--- Passage shown ---
--- start ---

# found a good deal on atv



## EaTmYtAiLpIpEs (Aug 23, 2007)

I found a smoking deal on another quad today and bought it. I bought a 2000 arctic cat 500 4x4 automatic. it is red. only thing is it doesnt have a winch or plow. but it only has 1039 miles on it. I bought it for $1000. The things runs great and looks just like mine but red. it even has the red hand guards like mine. I just need to get brake pads for it.


----------



## Steve G. (Jan 18, 2009)

Wow! Sounds like a great deal! 
I'm new here and am planning on getting an ATV w/ plow for our church.
We're currently looking at a polaris sportsman 700.
There is alot of great info on this site... I hope to learn alot more!

Steve


----------



## EaTmYtAiLpIpEs (Aug 23, 2007)

I seen it on craigslist and couldnt pass it up. I will have pics of it tomarrow. it is the same quad I have now I plow with but it is red. but if you have any questions let me know as you look for a quad.


----------



## dieseld (Dec 30, 2005)

Let me know what you d ofor a plow, I have a 05 Arctic Cat 500 I need to put a plow on.


----------



## apik1 (Mar 25, 2007)

Gander Moutain in Tonawanda, and Rochester have artic cat plowes at 50% off


----------



## EaTmYtAiLpIpEs (Aug 23, 2007)

dieseld;722658 said:


> Let me know what you d ofor a plow, I have a 05 Arctic Cat 500 I need to put a plow on.


I dont think I am gonna put a plow on it. and if I did I would have to put a winch on it.


----------



## Steve G. (Jan 18, 2009)

So is it gonna be a play ATV. lol Or other work?


----------



## sublime68charge (Dec 28, 2007)

that is a smokin deal you got there.

I give ya 1 year and you'll have a plow on it.

I think you should make a V for it and then have so its' the same Mount as your other.
that way either Plow work's on either ATV.

that's just me.

ya post up some pics.


----------



## EaTmYtAiLpIpEs (Aug 23, 2007)

im gonna go get it at 5 tonight I will have pcis tonight.


----------



## IPLOWSNO (Oct 11, 2008)

does resale suck on those or what? thats cheap too cheap imo is it beat or was the guy an idiot? i mean no harm but dam i'd hate to take a loss like that. im glad you got a deal though.

--- end ---

--- Information given ---

--- start ---

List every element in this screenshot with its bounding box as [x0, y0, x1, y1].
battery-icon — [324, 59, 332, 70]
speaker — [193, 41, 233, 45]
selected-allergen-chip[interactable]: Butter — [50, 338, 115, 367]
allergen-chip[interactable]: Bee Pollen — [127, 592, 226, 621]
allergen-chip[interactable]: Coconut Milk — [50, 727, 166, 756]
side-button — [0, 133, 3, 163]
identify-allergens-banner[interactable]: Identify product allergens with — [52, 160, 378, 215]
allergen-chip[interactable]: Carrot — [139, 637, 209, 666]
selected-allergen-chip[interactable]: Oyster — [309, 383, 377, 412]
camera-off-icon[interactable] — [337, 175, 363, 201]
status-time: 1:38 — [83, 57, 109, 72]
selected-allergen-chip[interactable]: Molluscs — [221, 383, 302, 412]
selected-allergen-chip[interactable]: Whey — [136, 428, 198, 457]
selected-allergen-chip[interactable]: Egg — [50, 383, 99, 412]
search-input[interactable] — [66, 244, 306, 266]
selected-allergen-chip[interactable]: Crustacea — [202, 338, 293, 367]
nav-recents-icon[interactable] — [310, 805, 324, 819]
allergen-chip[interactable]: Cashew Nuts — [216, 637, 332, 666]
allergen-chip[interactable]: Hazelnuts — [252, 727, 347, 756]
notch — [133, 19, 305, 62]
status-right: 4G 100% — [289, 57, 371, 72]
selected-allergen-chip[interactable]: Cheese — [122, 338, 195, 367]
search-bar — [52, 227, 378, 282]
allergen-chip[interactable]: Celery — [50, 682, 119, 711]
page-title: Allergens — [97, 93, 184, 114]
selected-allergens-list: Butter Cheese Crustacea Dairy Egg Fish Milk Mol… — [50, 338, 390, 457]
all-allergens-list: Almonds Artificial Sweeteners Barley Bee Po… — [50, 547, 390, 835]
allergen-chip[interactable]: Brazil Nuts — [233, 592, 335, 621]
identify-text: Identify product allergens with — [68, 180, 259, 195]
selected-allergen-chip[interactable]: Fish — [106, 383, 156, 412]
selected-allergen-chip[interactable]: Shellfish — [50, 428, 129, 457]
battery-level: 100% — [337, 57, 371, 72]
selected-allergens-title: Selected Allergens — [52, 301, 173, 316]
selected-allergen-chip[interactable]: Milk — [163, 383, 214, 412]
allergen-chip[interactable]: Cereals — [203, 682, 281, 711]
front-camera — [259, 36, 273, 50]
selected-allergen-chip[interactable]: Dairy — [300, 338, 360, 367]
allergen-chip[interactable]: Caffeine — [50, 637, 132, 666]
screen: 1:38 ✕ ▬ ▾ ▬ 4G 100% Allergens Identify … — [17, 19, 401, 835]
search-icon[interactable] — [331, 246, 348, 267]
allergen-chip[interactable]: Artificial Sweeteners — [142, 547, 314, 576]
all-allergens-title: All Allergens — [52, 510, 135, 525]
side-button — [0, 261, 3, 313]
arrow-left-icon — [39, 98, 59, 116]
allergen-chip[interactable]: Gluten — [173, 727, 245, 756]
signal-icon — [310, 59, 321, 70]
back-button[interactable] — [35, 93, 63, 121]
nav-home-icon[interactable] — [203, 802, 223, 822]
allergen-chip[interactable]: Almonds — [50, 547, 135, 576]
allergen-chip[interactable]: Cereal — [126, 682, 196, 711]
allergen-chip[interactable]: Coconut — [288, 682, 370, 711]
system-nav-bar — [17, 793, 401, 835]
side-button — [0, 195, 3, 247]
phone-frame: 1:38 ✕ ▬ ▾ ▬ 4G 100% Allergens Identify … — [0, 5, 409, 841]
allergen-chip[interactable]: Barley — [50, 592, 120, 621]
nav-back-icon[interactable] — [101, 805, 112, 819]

--- end ---

--- Requirements ---
According to the forum thread about the ATV deal, how many miles were on the 2000 Arctic Cat 500 4x4 when it was bought? This exercise does not require the records.

--- Full answer ---
It had 1039 miles on it.